• [Dataset records]
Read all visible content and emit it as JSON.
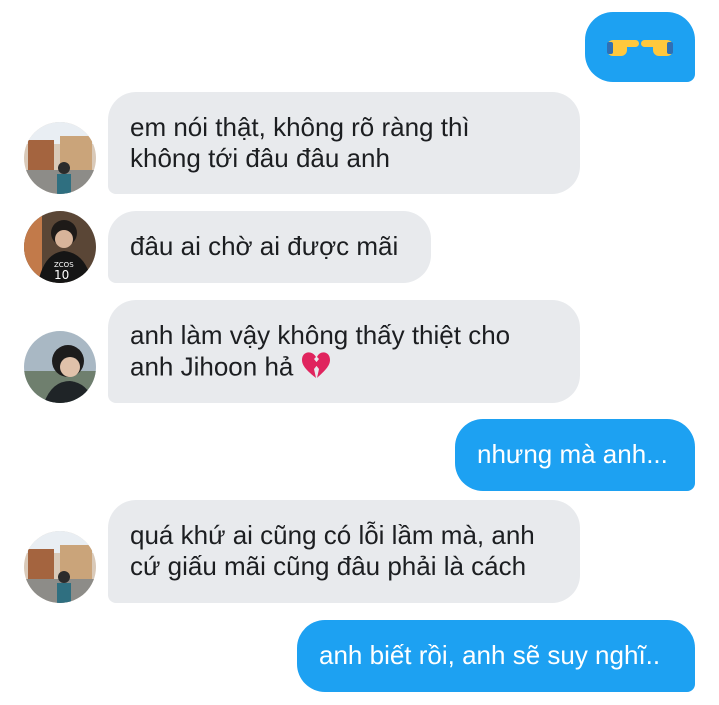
{
  "conversation": {
    "messages": [
      {
        "direction": "outgoing",
        "lines": [
          ""
        ],
        "emoji": "pointing-hands"
      },
      {
        "direction": "incoming",
        "lines": [
          "em nói thật, không rõ ràng thì",
          "không tới đâu đâu anh"
        ]
      },
      {
        "direction": "incoming",
        "lines": [
          "đâu ai chờ ai được mãi"
        ]
      },
      {
        "direction": "incoming",
        "lines": [
          "anh làm vậy không thấy thiệt cho",
          "anh Jihoon hả"
        ],
        "emoji": "broken-heart"
      },
      {
        "direction": "outgoing",
        "lines": [
          "nhưng mà anh..."
        ]
      },
      {
        "direction": "incoming",
        "lines": [
          "quá khứ ai cũng có lỗi lầm mà, anh",
          "cứ giấu mãi cũng đâu phải là cách"
        ]
      },
      {
        "direction": "outgoing",
        "lines": [
          "anh biết rồi, anh sẽ suy nghĩ.."
        ]
      }
    ]
  },
  "colors": {
    "outgoing_bubble": "#1da1f2",
    "incoming_bubble": "#e8eaed",
    "incoming_text": "#1c1e21",
    "outgoing_text": "#ffffff",
    "broken_heart": "#e0245e",
    "hand_emoji": "#ffc83d"
  }
}
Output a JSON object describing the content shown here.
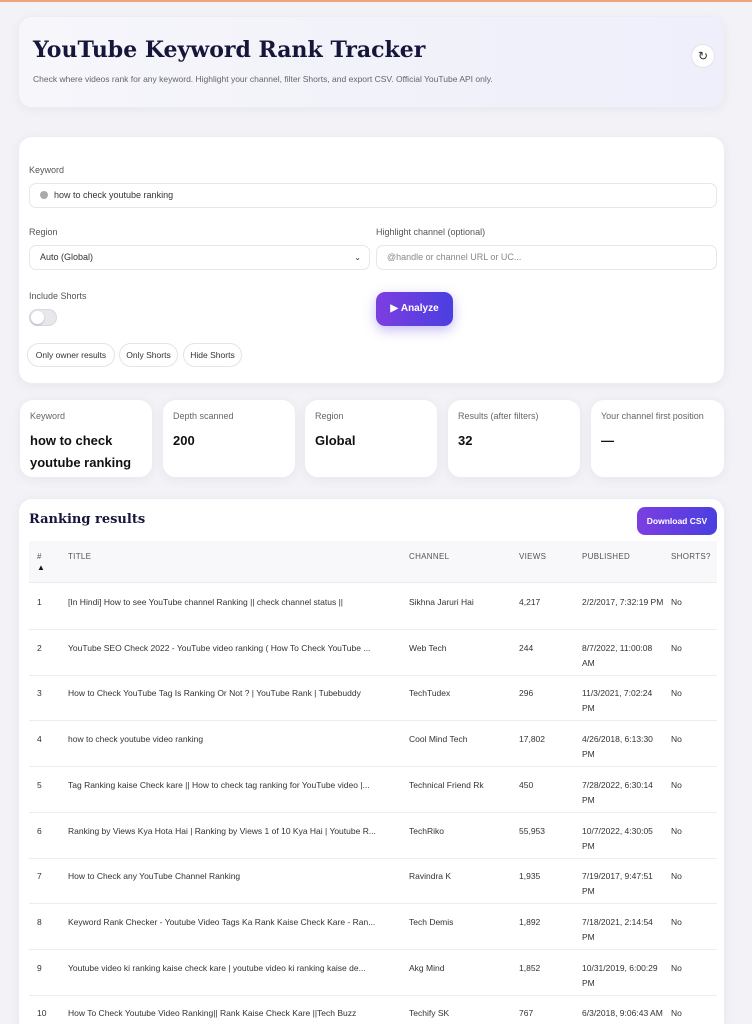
{
  "header": {
    "title": "YouTube Keyword Rank Tracker",
    "subtitle": "Check where videos rank for any keyword. Highlight your channel, filter Shorts, and export CSV. Official YouTube API only.",
    "refresh_icon": "refresh-icon"
  },
  "form": {
    "keyword_label": "Keyword",
    "keyword_value": "how to check youtube ranking",
    "region_label": "Region",
    "region_value": "Auto (Global)",
    "highlight_label": "Highlight channel (optional)",
    "highlight_placeholder": "@handle or channel URL or UC...",
    "shorts_label": "Include Shorts",
    "shorts_enabled": false,
    "filters": [
      "Only owner results",
      "Only Shorts",
      "Hide Shorts"
    ],
    "analyze_label": "Analyze"
  },
  "stats": [
    {
      "label": "Keyword",
      "value": "how to check youtube ranking"
    },
    {
      "label": "Depth scanned",
      "value": "200"
    },
    {
      "label": "Region",
      "value": "Global"
    },
    {
      "label": "Results (after filters)",
      "value": "32"
    },
    {
      "label": "Your channel first position",
      "value": "—"
    }
  ],
  "results": {
    "title": "Ranking results",
    "download_label": "Download CSV",
    "columns": [
      "#",
      "TITLE",
      "CHANNEL",
      "VIEWS",
      "PUBLISHED",
      "SHORTS?"
    ],
    "sort_arrow": "▲",
    "rows": [
      {
        "rank": "1",
        "title": "[In Hindi] How to see YouTube channel Ranking || check channel status ||",
        "channel": "Sikhna Jaruri Hai",
        "views": "4,217",
        "published": "2/2/2017, 7:32:19 PM",
        "shorts": "No"
      },
      {
        "rank": "2",
        "title": "YouTube SEO Check 2022 - YouTube video ranking ( How To Check YouTube ...",
        "channel": "Web Tech",
        "views": "244",
        "published": "8/7/2022, 11:00:08 AM",
        "shorts": "No"
      },
      {
        "rank": "3",
        "title": "How to Check YouTube Tag Is Ranking Or Not ? | YouTube Rank | Tubebuddy",
        "channel": "TechTudex",
        "views": "296",
        "published": "11/3/2021, 7:02:24 PM",
        "shorts": "No"
      },
      {
        "rank": "4",
        "title": "how to check youtube video ranking",
        "channel": "Cool Mind Tech",
        "views": "17,802",
        "published": "4/26/2018, 6:13:30 PM",
        "shorts": "No"
      },
      {
        "rank": "5",
        "title": "Tag Ranking kaise Check kare || How to check tag ranking for YouTube video |...",
        "channel": "Technical Friend Rk",
        "views": "450",
        "published": "7/28/2022, 6:30:14 PM",
        "shorts": "No"
      },
      {
        "rank": "6",
        "title": "Ranking by Views Kya Hota Hai | Ranking by Views 1 of 10 Kya Hai | Youtube R...",
        "channel": "TechRiko",
        "views": "55,953",
        "published": "10/7/2022, 4:30:05 PM",
        "shorts": "No"
      },
      {
        "rank": "7",
        "title": "How to Check any YouTube Channel Ranking",
        "channel": "Ravindra K",
        "views": "1,935",
        "published": "7/19/2017, 9:47:51 PM",
        "shorts": "No"
      },
      {
        "rank": "8",
        "title": "Keyword Rank Checker - Youtube Video Tags Ka Rank Kaise Check Kare - Ran...",
        "channel": "Tech Demis",
        "views": "1,892",
        "published": "7/18/2021, 2:14:54 PM",
        "shorts": "No"
      },
      {
        "rank": "9",
        "title": "Youtube video ki ranking kaise check kare | youtube video ki ranking kaise de...",
        "channel": "Akg Mind",
        "views": "1,852",
        "published": "10/31/2019, 6:00:29 PM",
        "shorts": "No"
      },
      {
        "rank": "10",
        "title": "How To Check Youtube Video Ranking|| Rank Kaise Check Kare ||Tech Buzz",
        "channel": "Techify SK",
        "views": "767",
        "published": "6/3/2018, 9:06:43 AM",
        "shorts": "No"
      }
    ]
  }
}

• [Goal] Gather all lines with the string "content" from the data.

• [Correct output]
Read all visible content and emit it as JSON.
Output a JSON object describing the content shown here.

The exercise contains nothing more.